- What the task asks
An exact restatement of the data is required, with the images omitted.

Top of Data shown

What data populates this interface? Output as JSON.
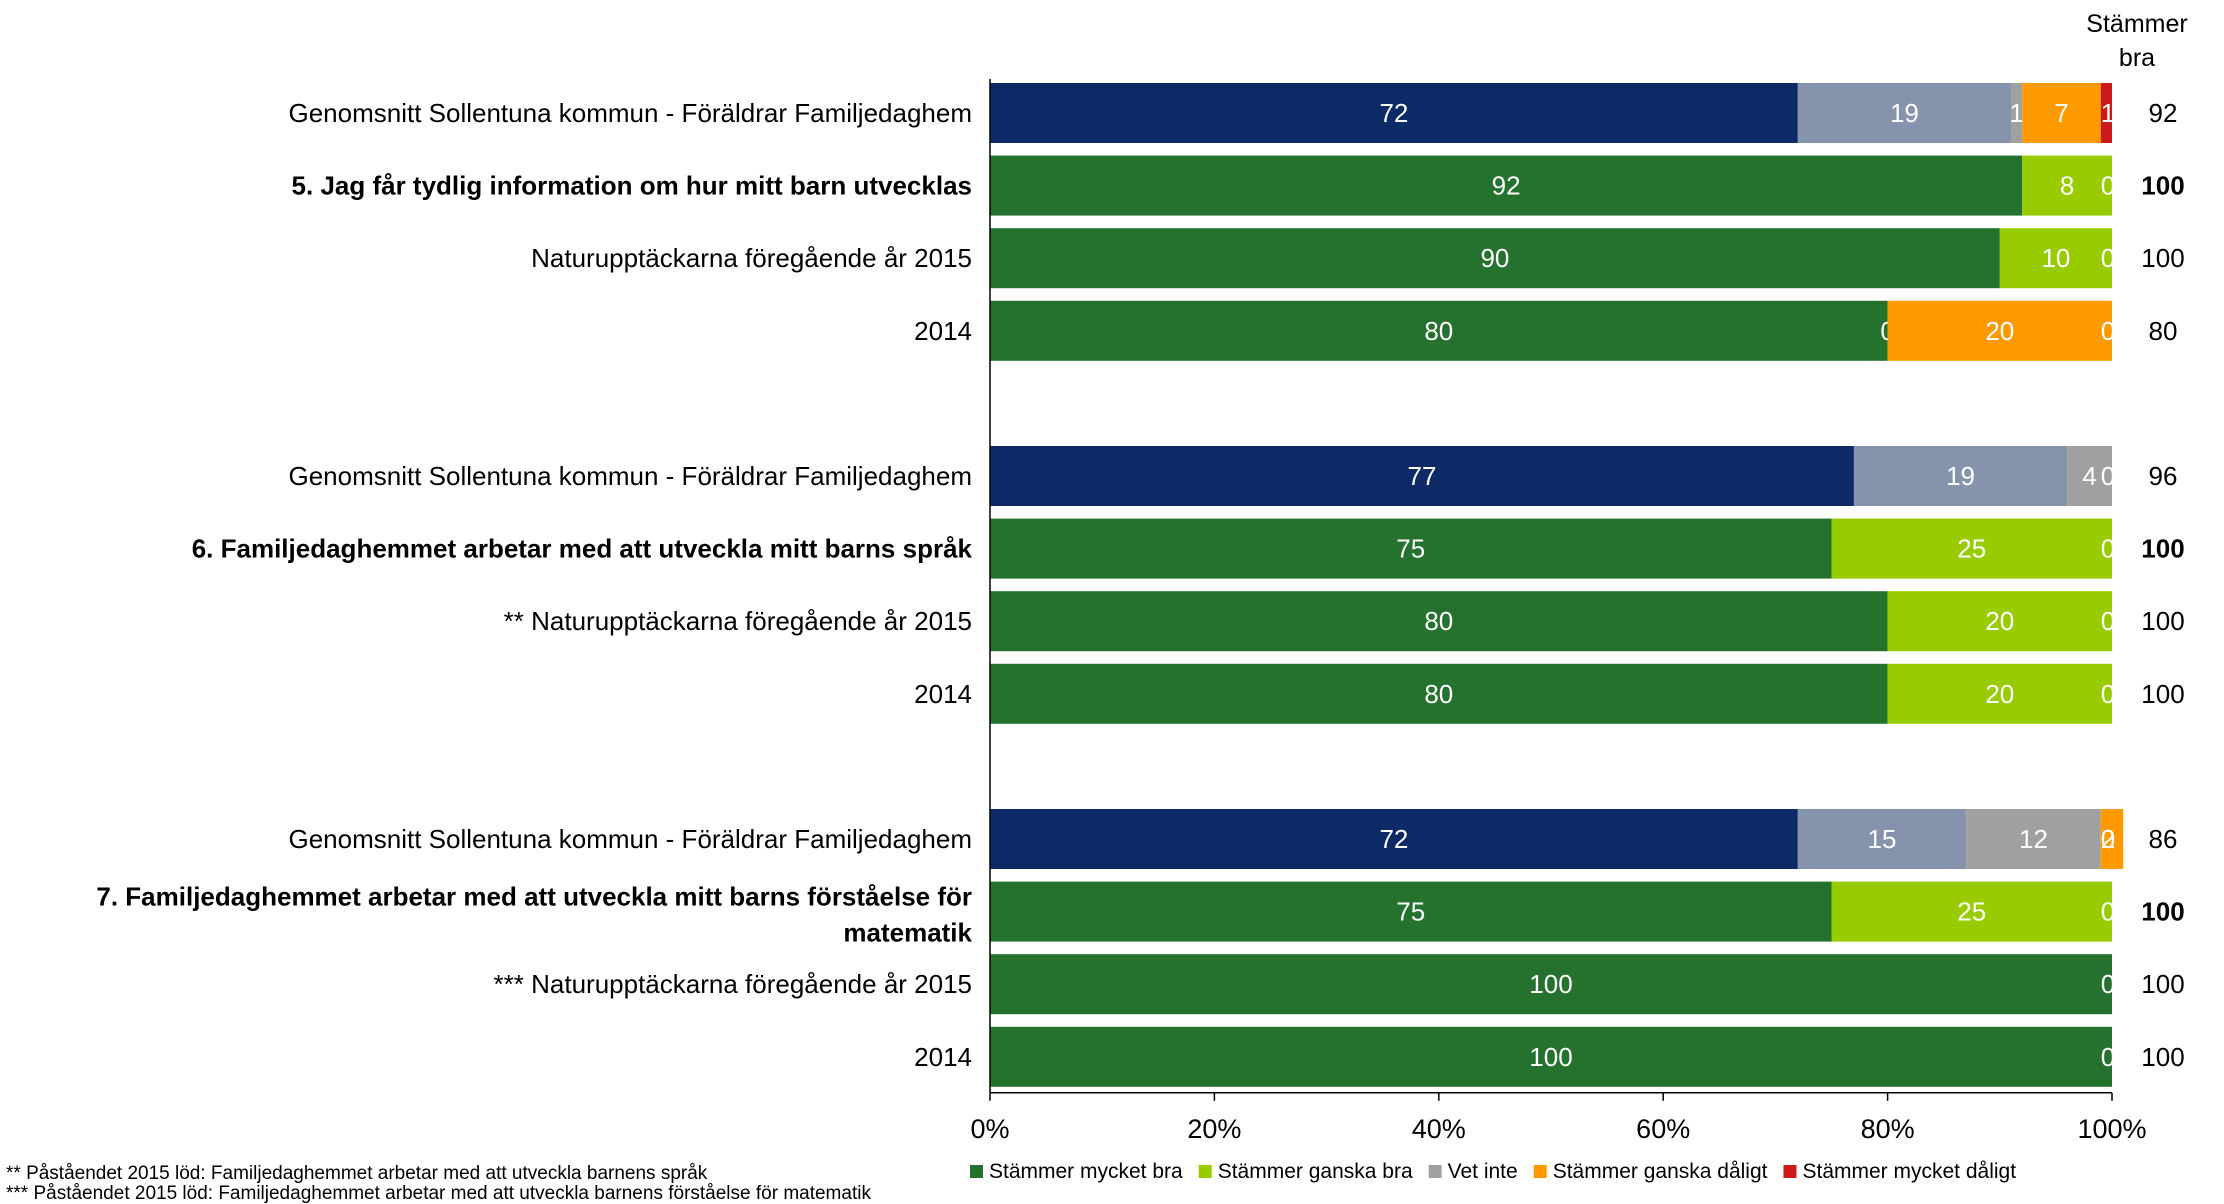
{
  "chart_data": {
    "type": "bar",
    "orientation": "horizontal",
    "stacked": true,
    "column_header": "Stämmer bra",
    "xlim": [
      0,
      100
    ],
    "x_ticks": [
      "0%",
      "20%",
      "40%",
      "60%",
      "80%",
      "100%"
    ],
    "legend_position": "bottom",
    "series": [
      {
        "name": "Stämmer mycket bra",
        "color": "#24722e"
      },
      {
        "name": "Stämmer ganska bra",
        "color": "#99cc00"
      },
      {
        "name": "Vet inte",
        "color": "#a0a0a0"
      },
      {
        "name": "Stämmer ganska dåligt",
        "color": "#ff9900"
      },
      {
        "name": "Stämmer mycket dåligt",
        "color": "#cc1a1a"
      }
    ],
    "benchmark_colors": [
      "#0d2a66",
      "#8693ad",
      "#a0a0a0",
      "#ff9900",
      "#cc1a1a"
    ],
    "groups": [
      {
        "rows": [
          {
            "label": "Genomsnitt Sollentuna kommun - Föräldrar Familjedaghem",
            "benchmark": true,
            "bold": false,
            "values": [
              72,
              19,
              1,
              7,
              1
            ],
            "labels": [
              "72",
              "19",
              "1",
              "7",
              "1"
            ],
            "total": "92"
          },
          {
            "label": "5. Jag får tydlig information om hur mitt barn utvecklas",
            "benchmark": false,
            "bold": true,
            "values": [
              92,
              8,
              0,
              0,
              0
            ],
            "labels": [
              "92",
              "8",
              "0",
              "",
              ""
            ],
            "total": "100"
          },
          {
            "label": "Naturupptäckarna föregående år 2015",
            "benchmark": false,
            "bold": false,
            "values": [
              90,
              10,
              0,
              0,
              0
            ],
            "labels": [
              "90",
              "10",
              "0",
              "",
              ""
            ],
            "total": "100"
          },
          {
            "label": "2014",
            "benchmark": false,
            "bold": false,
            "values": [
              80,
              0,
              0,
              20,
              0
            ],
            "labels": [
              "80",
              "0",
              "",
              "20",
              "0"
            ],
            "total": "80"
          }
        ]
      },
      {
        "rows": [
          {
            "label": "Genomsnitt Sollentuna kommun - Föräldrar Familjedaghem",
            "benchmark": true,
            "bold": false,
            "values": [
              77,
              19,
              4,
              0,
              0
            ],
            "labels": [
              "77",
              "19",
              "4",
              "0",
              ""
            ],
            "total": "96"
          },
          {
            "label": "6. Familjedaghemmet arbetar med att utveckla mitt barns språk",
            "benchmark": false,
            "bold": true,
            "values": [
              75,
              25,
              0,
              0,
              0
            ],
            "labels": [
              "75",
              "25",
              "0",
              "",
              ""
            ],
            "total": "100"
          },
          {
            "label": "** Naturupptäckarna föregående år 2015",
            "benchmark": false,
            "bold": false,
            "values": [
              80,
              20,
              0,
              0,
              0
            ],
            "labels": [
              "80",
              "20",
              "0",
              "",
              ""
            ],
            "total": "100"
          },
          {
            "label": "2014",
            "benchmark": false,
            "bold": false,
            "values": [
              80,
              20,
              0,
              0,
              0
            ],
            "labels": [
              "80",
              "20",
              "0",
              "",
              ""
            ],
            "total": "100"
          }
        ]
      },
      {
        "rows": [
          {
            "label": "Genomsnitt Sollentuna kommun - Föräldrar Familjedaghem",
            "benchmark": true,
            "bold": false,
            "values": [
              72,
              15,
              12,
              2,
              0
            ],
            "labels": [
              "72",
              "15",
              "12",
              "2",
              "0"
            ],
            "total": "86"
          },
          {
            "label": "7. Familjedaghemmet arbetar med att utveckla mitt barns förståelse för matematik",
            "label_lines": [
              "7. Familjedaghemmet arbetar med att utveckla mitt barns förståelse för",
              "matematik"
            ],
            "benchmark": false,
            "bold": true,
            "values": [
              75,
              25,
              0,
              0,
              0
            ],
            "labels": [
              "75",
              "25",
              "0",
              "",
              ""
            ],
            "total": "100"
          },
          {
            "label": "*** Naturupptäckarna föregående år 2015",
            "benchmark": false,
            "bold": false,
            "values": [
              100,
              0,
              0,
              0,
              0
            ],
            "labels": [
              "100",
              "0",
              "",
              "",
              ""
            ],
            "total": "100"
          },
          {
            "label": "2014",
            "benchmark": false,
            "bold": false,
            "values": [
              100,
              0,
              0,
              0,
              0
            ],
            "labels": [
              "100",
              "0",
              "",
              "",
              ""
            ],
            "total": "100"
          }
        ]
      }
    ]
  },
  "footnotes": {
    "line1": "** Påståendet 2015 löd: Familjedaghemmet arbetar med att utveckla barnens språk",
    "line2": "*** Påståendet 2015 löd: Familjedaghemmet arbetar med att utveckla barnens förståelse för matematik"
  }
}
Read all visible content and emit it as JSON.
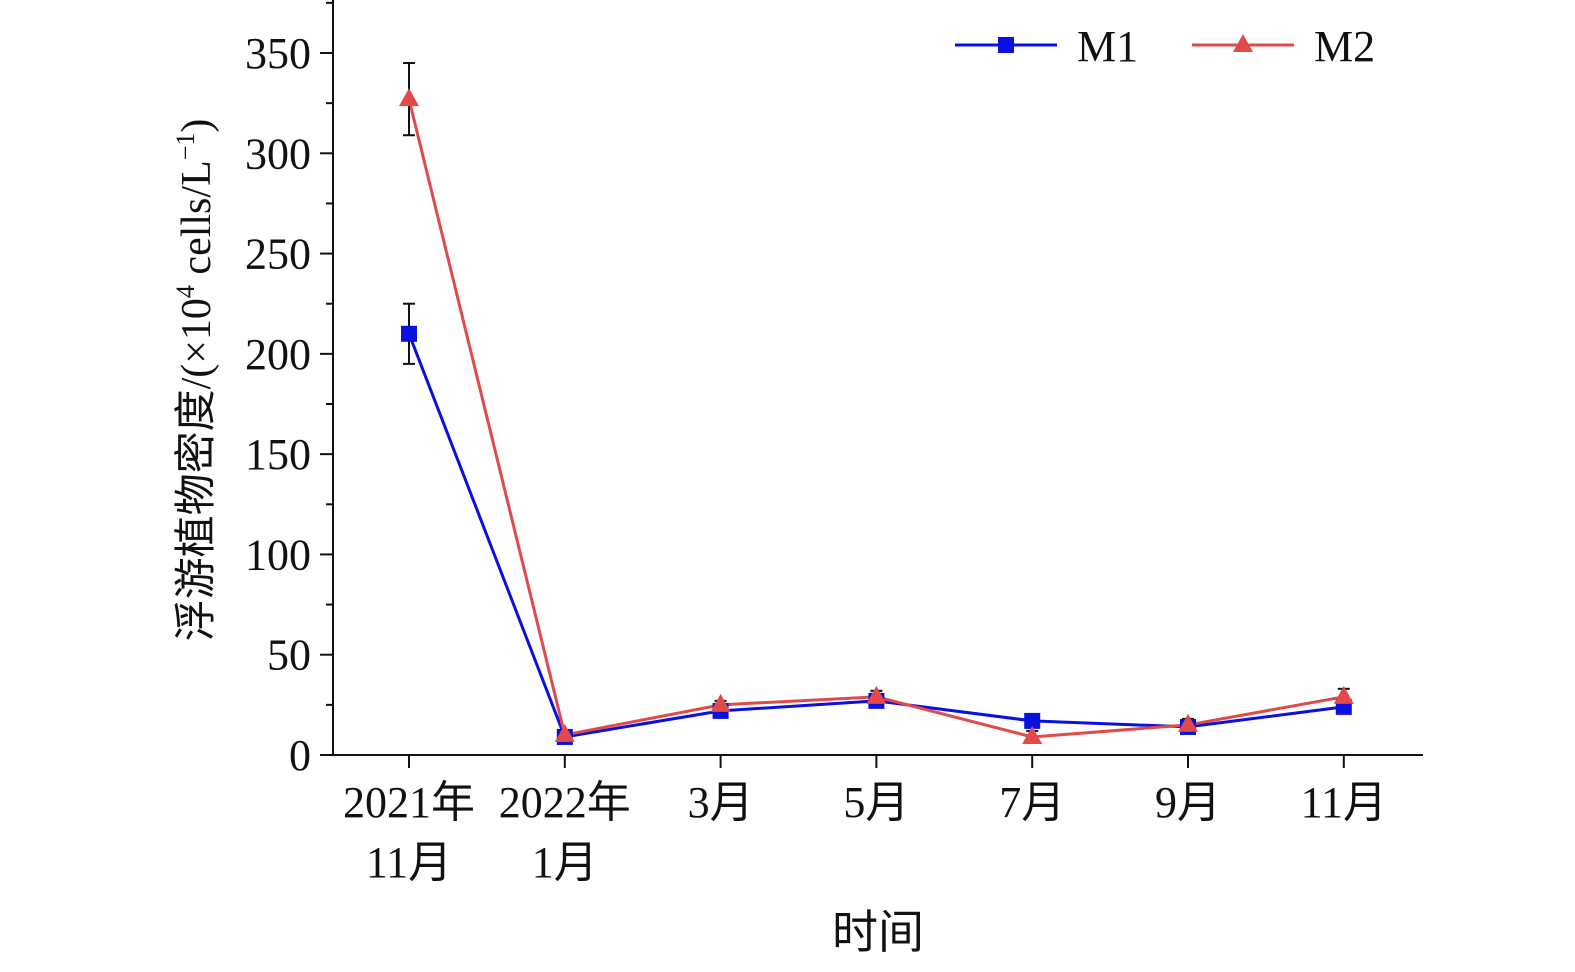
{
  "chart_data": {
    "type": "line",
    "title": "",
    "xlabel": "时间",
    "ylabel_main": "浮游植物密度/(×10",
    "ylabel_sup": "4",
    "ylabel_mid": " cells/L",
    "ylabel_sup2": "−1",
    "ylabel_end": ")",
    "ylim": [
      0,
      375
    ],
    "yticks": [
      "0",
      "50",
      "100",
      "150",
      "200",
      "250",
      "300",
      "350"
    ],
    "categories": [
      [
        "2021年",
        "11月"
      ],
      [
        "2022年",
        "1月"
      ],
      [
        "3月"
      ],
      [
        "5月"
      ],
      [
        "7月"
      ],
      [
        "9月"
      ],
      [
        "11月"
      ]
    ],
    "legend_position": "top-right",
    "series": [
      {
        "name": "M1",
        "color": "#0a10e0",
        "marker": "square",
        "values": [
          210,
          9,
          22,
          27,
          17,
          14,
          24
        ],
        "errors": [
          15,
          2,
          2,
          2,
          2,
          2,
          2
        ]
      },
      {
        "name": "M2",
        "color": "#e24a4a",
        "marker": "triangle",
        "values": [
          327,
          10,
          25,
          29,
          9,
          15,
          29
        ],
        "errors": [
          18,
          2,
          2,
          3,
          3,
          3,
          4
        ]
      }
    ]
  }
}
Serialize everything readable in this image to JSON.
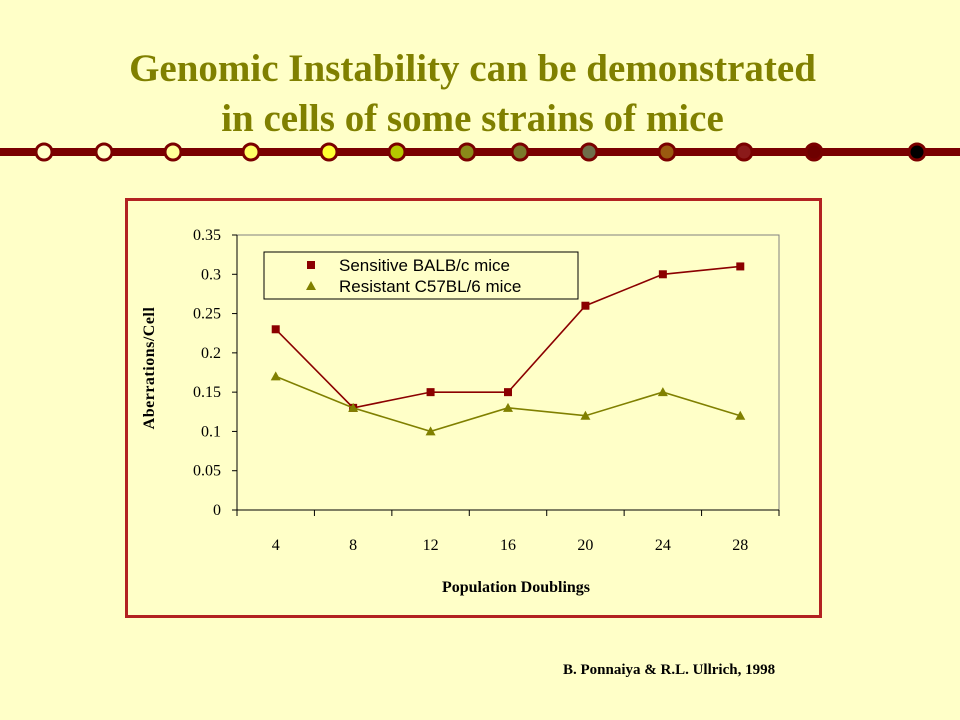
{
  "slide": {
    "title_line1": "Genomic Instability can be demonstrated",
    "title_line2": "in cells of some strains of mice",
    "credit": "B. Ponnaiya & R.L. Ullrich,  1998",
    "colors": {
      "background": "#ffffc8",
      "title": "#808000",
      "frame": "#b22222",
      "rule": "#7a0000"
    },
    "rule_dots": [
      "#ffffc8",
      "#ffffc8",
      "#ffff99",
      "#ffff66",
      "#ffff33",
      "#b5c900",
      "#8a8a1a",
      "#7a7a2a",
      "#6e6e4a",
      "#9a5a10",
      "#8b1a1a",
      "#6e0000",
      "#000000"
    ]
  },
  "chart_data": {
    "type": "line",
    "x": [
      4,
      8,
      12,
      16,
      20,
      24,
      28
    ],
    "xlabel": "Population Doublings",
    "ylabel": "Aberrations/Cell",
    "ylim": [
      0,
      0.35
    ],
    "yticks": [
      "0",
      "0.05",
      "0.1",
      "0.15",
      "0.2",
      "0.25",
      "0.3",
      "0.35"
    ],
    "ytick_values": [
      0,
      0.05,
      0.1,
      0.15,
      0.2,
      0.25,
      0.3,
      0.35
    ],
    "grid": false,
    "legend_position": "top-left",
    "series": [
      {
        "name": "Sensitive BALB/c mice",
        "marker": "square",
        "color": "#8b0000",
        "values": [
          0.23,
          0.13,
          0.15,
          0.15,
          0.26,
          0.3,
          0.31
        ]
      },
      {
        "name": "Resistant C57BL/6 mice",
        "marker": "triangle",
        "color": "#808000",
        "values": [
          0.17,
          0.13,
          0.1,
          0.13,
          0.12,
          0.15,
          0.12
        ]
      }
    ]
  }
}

Bottom of Data shown

- Answer space
What data populates this interface? Output as JSON.
{
  "chart_data": {
    "type": "bar",
    "orientation": "horizontal",
    "stacked": true,
    "column_header": "Stämmer bra",
    "xlim": [
      0,
      100
    ],
    "x_ticks": [
      "0%",
      "20%",
      "40%",
      "60%",
      "80%",
      "100%"
    ],
    "legend_position": "bottom",
    "series": [
      {
        "name": "Stämmer mycket bra",
        "color": "#24722e"
      },
      {
        "name": "Stämmer ganska bra",
        "color": "#99cc00"
      },
      {
        "name": "Vet inte",
        "color": "#a0a0a0"
      },
      {
        "name": "Stämmer ganska dåligt",
        "color": "#ff9900"
      },
      {
        "name": "Stämmer mycket dåligt",
        "color": "#cc1a1a"
      }
    ],
    "benchmark_colors": [
      "#0d2a66",
      "#8693ad",
      "#a0a0a0",
      "#ff9900",
      "#cc1a1a"
    ],
    "groups": [
      {
        "rows": [
          {
            "label": "Genomsnitt Sollentuna kommun - Föräldrar Familjedaghem",
            "benchmark": true,
            "bold": false,
            "values": [
              72,
              19,
              1,
              7,
              1
            ],
            "labels": [
              "72",
              "19",
              "1",
              "7",
              "1"
            ],
            "total": "92"
          },
          {
            "label": "5. Jag får tydlig information om hur mitt barn utvecklas",
            "benchmark": false,
            "bold": true,
            "values": [
              92,
              8,
              0,
              0,
              0
            ],
            "labels": [
              "92",
              "8",
              "0",
              "",
              ""
            ],
            "total": "100"
          },
          {
            "label": "Naturupptäckarna föregående år 2015",
            "benchmark": false,
            "bold": false,
            "values": [
              90,
              10,
              0,
              0,
              0
            ],
            "labels": [
              "90",
              "10",
              "0",
              "",
              ""
            ],
            "total": "100"
          },
          {
            "label": "2014",
            "benchmark": false,
            "bold": false,
            "values": [
              80,
              0,
              0,
              20,
              0
            ],
            "labels": [
              "80",
              "0",
              "",
              "20",
              "0"
            ],
            "total": "80"
          }
        ]
      },
      {
        "rows": [
          {
            "label": "Genomsnitt Sollentuna kommun - Föräldrar Familjedaghem",
            "benchmark": true,
            "bold": false,
            "values": [
              77,
              19,
              4,
              0,
              0
            ],
            "labels": [
              "77",
              "19",
              "4",
              "0",
              ""
            ],
            "total": "96"
          },
          {
            "label": "6. Familjedaghemmet arbetar med att utveckla mitt barns språk",
            "benchmark": false,
            "bold": true,
            "values": [
              75,
              25,
              0,
              0,
              0
            ],
            "labels": [
              "75",
              "25",
              "0",
              "",
              ""
            ],
            "total": "100"
          },
          {
            "label": "** Naturupptäckarna föregående år 2015",
            "benchmark": false,
            "bold": false,
            "values": [
              80,
              20,
              0,
              0,
              0
            ],
            "labels": [
              "80",
              "20",
              "0",
              "",
              ""
            ],
            "total": "100"
          },
          {
            "label": "2014",
            "benchmark": false,
            "bold": false,
            "values": [
              80,
              20,
              0,
              0,
              0
            ],
            "labels": [
              "80",
              "20",
              "0",
              "",
              ""
            ],
            "total": "100"
          }
        ]
      },
      {
        "rows": [
          {
            "label": "Genomsnitt Sollentuna kommun - Föräldrar Familjedaghem",
            "benchmark": true,
            "bold": false,
            "values": [
              72,
              15,
              12,
              2,
              0
            ],
            "labels": [
              "72",
              "15",
              "12",
              "2",
              "0"
            ],
            "total": "86"
          },
          {
            "label": "7. Familjedaghemmet arbetar med att utveckla mitt barns förståelse för matematik",
            "label_lines": [
              "7. Familjedaghemmet arbetar med att utveckla mitt barns förståelse för",
              "matematik"
            ],
            "benchmark": false,
            "bold": true,
            "values": [
              75,
              25,
              0,
              0,
              0
            ],
            "labels": [
              "75",
              "25",
              "0",
              "",
              ""
            ],
            "total": "100"
          },
          {
            "label": "*** Naturupptäckarna föregående år 2015",
            "benchmark": false,
            "bold": false,
            "values": [
              100,
              0,
              0,
              0,
              0
            ],
            "labels": [
              "100",
              "0",
              "",
              "",
              ""
            ],
            "total": "100"
          },
          {
            "label": "2014",
            "benchmark": false,
            "bold": false,
            "values": [
              100,
              0,
              0,
              0,
              0
            ],
            "labels": [
              "100",
              "0",
              "",
              "",
              ""
            ],
            "total": "100"
          }
        ]
      }
    ]
  },
  "footnotes": {
    "line1": "** Påståendet 2015 löd: Familjedaghemmet arbetar med att utveckla barnens språk",
    "line2": "*** Påståendet 2015 löd: Familjedaghemmet arbetar med att utveckla barnens förståelse för matematik"
  }
}
Read all visible content and emit it as JSON.
{
  "chart_data": {
    "type": "line",
    "title": "",
    "xlabel": "时间",
    "ylabel_main": "浮游植物密度/(×10",
    "ylabel_sup": "4",
    "ylabel_mid": " cells/L",
    "ylabel_sup2": "−1",
    "ylabel_end": ")",
    "ylim": [
      0,
      375
    ],
    "yticks": [
      "0",
      "50",
      "100",
      "150",
      "200",
      "250",
      "300",
      "350"
    ],
    "categories": [
      [
        "2021年",
        "11月"
      ],
      [
        "2022年",
        "1月"
      ],
      [
        "3月"
      ],
      [
        "5月"
      ],
      [
        "7月"
      ],
      [
        "9月"
      ],
      [
        "11月"
      ]
    ],
    "legend_position": "top-right",
    "series": [
      {
        "name": "M1",
        "color": "#0a10e0",
        "marker": "square",
        "values": [
          210,
          9,
          22,
          27,
          17,
          14,
          24
        ],
        "errors": [
          15,
          2,
          2,
          2,
          2,
          2,
          2
        ]
      },
      {
        "name": "M2",
        "color": "#e24a4a",
        "marker": "triangle",
        "values": [
          327,
          10,
          25,
          29,
          9,
          15,
          29
        ],
        "errors": [
          18,
          2,
          2,
          3,
          3,
          3,
          4
        ]
      }
    ]
  }
}
Serialize everything readable in this image to JSON.
{
  "slide": {
    "title_line1": "Genomic Instability can be demonstrated",
    "title_line2": "in cells of some strains of mice",
    "credit": "B. Ponnaiya & R.L. Ullrich,  1998",
    "colors": {
      "background": "#ffffc8",
      "title": "#808000",
      "frame": "#b22222",
      "rule": "#7a0000"
    },
    "rule_dots": [
      "#ffffc8",
      "#ffffc8",
      "#ffff99",
      "#ffff66",
      "#ffff33",
      "#b5c900",
      "#8a8a1a",
      "#7a7a2a",
      "#6e6e4a",
      "#9a5a10",
      "#8b1a1a",
      "#6e0000",
      "#000000"
    ]
  },
  "chart_data": {
    "type": "line",
    "x": [
      4,
      8,
      12,
      16,
      20,
      24,
      28
    ],
    "xlabel": "Population Doublings",
    "ylabel": "Aberrations/Cell",
    "ylim": [
      0,
      0.35
    ],
    "yticks": [
      "0",
      "0.05",
      "0.1",
      "0.15",
      "0.2",
      "0.25",
      "0.3",
      "0.35"
    ],
    "ytick_values": [
      0,
      0.05,
      0.1,
      0.15,
      0.2,
      0.25,
      0.3,
      0.35
    ],
    "grid": false,
    "legend_position": "top-left",
    "series": [
      {
        "name": "Sensitive BALB/c mice",
        "marker": "square",
        "color": "#8b0000",
        "values": [
          0.23,
          0.13,
          0.15,
          0.15,
          0.26,
          0.3,
          0.31
        ]
      },
      {
        "name": "Resistant C57BL/6 mice",
        "marker": "triangle",
        "color": "#808000",
        "values": [
          0.17,
          0.13,
          0.1,
          0.13,
          0.12,
          0.15,
          0.12
        ]
      }
    ]
  }
}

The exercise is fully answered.